Copy every line that contains the string "text" from the entries below.

■ RECORDED INFORMATION ■
— BEGIN —

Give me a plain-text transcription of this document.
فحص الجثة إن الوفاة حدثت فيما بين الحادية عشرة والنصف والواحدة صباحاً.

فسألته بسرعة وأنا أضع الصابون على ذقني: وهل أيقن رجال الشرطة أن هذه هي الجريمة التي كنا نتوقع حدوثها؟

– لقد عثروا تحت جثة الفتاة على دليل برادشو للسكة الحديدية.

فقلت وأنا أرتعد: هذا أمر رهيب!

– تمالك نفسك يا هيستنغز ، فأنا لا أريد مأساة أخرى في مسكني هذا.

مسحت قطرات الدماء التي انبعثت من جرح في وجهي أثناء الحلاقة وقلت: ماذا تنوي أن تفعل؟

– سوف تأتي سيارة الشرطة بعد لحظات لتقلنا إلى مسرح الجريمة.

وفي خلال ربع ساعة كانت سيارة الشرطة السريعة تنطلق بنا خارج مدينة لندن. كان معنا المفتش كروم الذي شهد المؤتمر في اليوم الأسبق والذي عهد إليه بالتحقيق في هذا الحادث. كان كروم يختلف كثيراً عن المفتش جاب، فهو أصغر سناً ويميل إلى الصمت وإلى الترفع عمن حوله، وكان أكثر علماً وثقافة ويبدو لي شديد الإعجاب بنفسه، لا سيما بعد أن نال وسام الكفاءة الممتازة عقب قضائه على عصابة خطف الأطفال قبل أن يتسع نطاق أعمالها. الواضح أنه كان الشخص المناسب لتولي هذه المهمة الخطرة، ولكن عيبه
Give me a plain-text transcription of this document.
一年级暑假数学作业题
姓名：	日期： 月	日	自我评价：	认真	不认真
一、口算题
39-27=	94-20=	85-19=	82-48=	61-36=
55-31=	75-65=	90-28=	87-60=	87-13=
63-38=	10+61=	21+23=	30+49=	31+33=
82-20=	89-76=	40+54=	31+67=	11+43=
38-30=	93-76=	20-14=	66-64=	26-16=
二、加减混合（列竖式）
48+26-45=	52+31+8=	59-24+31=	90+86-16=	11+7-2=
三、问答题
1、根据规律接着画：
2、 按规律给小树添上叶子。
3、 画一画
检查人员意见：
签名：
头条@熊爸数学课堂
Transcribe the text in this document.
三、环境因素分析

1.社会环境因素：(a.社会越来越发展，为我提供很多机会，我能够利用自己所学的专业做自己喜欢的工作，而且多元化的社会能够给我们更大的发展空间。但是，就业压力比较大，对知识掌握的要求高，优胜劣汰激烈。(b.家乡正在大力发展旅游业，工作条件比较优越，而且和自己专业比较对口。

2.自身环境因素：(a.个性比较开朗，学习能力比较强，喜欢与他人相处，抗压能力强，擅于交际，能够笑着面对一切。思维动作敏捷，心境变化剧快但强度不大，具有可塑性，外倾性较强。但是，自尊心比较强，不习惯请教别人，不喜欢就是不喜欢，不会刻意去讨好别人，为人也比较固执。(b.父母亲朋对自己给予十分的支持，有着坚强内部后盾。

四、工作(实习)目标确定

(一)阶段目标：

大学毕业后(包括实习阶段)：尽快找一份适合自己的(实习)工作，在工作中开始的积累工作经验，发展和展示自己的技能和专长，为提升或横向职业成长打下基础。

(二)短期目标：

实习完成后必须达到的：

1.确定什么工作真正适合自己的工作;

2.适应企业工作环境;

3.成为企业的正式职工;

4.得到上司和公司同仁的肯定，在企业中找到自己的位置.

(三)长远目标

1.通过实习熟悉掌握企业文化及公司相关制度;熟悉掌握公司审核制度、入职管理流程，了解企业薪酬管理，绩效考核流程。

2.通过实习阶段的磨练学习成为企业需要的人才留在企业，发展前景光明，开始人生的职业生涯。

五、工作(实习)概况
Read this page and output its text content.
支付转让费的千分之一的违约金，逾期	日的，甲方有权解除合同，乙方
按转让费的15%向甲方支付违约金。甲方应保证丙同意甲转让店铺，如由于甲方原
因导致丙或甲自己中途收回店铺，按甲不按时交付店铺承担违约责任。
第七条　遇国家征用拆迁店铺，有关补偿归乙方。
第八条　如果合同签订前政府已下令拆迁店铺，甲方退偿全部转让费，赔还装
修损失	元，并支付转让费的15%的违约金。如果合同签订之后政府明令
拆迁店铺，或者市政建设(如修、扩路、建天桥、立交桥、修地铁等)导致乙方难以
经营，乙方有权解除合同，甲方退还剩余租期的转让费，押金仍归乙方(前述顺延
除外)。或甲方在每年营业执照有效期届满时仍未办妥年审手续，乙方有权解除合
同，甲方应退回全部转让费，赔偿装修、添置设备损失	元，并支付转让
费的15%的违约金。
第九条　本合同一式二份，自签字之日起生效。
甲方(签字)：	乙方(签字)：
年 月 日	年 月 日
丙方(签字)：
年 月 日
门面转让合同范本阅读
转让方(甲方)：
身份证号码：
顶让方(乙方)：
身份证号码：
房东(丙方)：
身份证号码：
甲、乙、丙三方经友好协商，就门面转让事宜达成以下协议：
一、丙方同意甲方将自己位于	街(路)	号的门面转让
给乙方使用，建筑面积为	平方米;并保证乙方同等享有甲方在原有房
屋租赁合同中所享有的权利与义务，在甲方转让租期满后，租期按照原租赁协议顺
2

— END —

■ OUTPUT OF THE TASK ■
Give me a plain-text transcription of this document.
Give me a plain-text transcription of this document.
Transcribe the text in this document.
Read this page and output its text content.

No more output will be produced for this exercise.